_WHAT IS REQUIRED_:
Output all lines exactly.

_EXTRACTED RECORDS_:
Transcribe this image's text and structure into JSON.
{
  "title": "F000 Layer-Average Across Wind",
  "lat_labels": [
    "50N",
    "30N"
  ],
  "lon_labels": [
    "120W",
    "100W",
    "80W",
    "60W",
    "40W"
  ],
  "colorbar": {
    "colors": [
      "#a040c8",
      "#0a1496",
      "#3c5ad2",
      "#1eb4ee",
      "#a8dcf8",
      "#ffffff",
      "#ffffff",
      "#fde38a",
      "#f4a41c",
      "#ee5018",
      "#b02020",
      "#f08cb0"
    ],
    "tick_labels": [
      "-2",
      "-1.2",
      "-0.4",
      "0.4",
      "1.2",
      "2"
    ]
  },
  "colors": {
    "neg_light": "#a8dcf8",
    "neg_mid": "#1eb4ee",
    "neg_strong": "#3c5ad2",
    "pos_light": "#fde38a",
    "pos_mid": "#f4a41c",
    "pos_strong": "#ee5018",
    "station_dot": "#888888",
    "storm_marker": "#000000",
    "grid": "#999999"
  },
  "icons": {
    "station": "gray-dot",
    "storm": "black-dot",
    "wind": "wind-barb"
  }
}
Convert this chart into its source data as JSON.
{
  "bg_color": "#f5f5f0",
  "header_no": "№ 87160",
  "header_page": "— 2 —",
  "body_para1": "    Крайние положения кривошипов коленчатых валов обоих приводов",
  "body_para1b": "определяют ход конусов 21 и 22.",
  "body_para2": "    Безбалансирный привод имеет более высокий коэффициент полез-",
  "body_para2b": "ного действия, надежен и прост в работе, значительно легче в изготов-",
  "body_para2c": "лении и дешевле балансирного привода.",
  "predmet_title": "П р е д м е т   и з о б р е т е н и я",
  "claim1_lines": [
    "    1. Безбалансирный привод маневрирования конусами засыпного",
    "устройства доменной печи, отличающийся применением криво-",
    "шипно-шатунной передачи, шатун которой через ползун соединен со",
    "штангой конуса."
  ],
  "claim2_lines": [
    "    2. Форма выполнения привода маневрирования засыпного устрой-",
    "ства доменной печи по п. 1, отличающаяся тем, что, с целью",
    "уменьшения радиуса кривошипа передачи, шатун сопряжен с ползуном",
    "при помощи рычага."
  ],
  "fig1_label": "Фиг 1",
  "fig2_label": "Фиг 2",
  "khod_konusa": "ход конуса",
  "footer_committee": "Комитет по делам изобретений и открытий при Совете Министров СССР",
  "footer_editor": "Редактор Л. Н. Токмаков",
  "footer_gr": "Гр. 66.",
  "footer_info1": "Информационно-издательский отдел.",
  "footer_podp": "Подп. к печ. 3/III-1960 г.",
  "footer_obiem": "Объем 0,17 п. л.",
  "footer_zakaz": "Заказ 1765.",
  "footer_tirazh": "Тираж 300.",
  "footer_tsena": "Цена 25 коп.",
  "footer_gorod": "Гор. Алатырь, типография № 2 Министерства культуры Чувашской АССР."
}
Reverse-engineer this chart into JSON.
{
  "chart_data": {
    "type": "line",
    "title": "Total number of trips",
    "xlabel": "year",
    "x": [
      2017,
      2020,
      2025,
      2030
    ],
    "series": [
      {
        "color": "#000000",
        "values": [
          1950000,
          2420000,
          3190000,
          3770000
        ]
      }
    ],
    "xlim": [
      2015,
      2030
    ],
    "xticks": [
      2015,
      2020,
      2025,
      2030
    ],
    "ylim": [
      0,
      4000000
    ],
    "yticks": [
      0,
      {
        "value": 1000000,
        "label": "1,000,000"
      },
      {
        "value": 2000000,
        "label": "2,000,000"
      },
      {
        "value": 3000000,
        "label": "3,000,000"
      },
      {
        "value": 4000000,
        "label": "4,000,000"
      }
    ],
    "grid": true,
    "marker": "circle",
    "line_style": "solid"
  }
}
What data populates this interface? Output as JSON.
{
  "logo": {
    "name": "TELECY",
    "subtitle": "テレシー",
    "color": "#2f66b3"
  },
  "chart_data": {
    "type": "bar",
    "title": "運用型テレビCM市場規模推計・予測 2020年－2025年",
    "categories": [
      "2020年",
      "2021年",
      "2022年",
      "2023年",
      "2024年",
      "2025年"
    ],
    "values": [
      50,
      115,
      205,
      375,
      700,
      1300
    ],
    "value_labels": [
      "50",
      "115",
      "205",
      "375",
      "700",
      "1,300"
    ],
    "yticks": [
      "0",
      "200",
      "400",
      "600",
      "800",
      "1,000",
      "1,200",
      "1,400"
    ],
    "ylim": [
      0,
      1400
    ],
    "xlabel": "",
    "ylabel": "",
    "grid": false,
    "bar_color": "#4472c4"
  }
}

_EXERCISE ANSWER_:
Transcribe this image's text and structure into JSON.
{
  "title": "F000 Layer-Average Across Wind",
  "lat_labels": [
    "50N",
    "30N"
  ],
  "lon_labels": [
    "120W",
    "100W",
    "80W",
    "60W",
    "40W"
  ],
  "colorbar": {
    "colors": [
      "#a040c8",
      "#0a1496",
      "#3c5ad2",
      "#1eb4ee",
      "#a8dcf8",
      "#ffffff",
      "#ffffff",
      "#fde38a",
      "#f4a41c",
      "#ee5018",
      "#b02020",
      "#f08cb0"
    ],
    "tick_labels": [
      "-2",
      "-1.2",
      "-0.4",
      "0.4",
      "1.2",
      "2"
    ]
  },
  "colors": {
    "neg_light": "#a8dcf8",
    "neg_mid": "#1eb4ee",
    "neg_strong": "#3c5ad2",
    "pos_light": "#fde38a",
    "pos_mid": "#f4a41c",
    "pos_strong": "#ee5018",
    "station_dot": "#888888",
    "storm_marker": "#000000",
    "grid": "#999999"
  },
  "icons": {
    "station": "gray-dot",
    "storm": "black-dot",
    "wind": "wind-barb"
  }
}
Convert this chart into its source data as JSON.
{
  "bg_color": "#f5f5f0",
  "header_no": "№ 87160",
  "header_page": "— 2 —",
  "body_para1": "    Крайние положения кривошипов коленчатых валов обоих приводов",
  "body_para1b": "определяют ход конусов 21 и 22.",
  "body_para2": "    Безбалансирный привод имеет более высокий коэффициент полез-",
  "body_para2b": "ного действия, надежен и прост в работе, значительно легче в изготов-",
  "body_para2c": "лении и дешевле балансирного привода.",
  "predmet_title": "П р е д м е т   и з о б р е т е н и я",
  "claim1_lines": [
    "    1. Безбалансирный привод маневрирования конусами засыпного",
    "устройства доменной печи, отличающийся применением криво-",
    "шипно-шатунной передачи, шатун которой через ползун соединен со",
    "штангой конуса."
  ],
  "claim2_lines": [
    "    2. Форма выполнения привода маневрирования засыпного устрой-",
    "ства доменной печи по п. 1, отличающаяся тем, что, с целью",
    "уменьшения радиуса кривошипа передачи, шатун сопряжен с ползуном",
    "при помощи рычага."
  ],
  "fig1_label": "Фиг 1",
  "fig2_label": "Фиг 2",
  "khod_konusa": "ход конуса",
  "footer_committee": "Комитет по делам изобретений и открытий при Совете Министров СССР",
  "footer_editor": "Редактор Л. Н. Токмаков",
  "footer_gr": "Гр. 66.",
  "footer_info1": "Информационно-издательский отдел.",
  "footer_podp": "Подп. к печ. 3/III-1960 г.",
  "footer_obiem": "Объем 0,17 п. л.",
  "footer_zakaz": "Заказ 1765.",
  "footer_tirazh": "Тираж 300.",
  "footer_tsena": "Цена 25 коп.",
  "footer_gorod": "Гор. Алатырь, типография № 2 Министерства культуры Чувашской АССР."
}
Reverse-engineer this chart into JSON.
{
  "chart_data": {
    "type": "line",
    "title": "Total number of trips",
    "xlabel": "year",
    "x": [
      2017,
      2020,
      2025,
      2030
    ],
    "series": [
      {
        "color": "#000000",
        "values": [
          1950000,
          2420000,
          3190000,
          3770000
        ]
      }
    ],
    "xlim": [
      2015,
      2030
    ],
    "xticks": [
      2015,
      2020,
      2025,
      2030
    ],
    "ylim": [
      0,
      4000000
    ],
    "yticks": [
      0,
      {
        "value": 1000000,
        "label": "1,000,000"
      },
      {
        "value": 2000000,
        "label": "2,000,000"
      },
      {
        "value": 3000000,
        "label": "3,000,000"
      },
      {
        "value": 4000000,
        "label": "4,000,000"
      }
    ],
    "grid": true,
    "marker": "circle",
    "line_style": "solid"
  }
}
What data populates this interface? Output as JSON.
{
  "logo": {
    "name": "TELECY",
    "subtitle": "テレシー",
    "color": "#2f66b3"
  },
  "chart_data": {
    "type": "bar",
    "title": "運用型テレビCM市場規模推計・予測 2020年－2025年",
    "categories": [
      "2020年",
      "2021年",
      "2022年",
      "2023年",
      "2024年",
      "2025年"
    ],
    "values": [
      50,
      115,
      205,
      375,
      700,
      1300
    ],
    "value_labels": [
      "50",
      "115",
      "205",
      "375",
      "700",
      "1,300"
    ],
    "yticks": [
      "0",
      "200",
      "400",
      "600",
      "800",
      "1,000",
      "1,200",
      "1,400"
    ],
    "ylim": [
      0,
      1400
    ],
    "xlabel": "",
    "ylabel": "",
    "grid": false,
    "bar_color": "#4472c4"
  }
}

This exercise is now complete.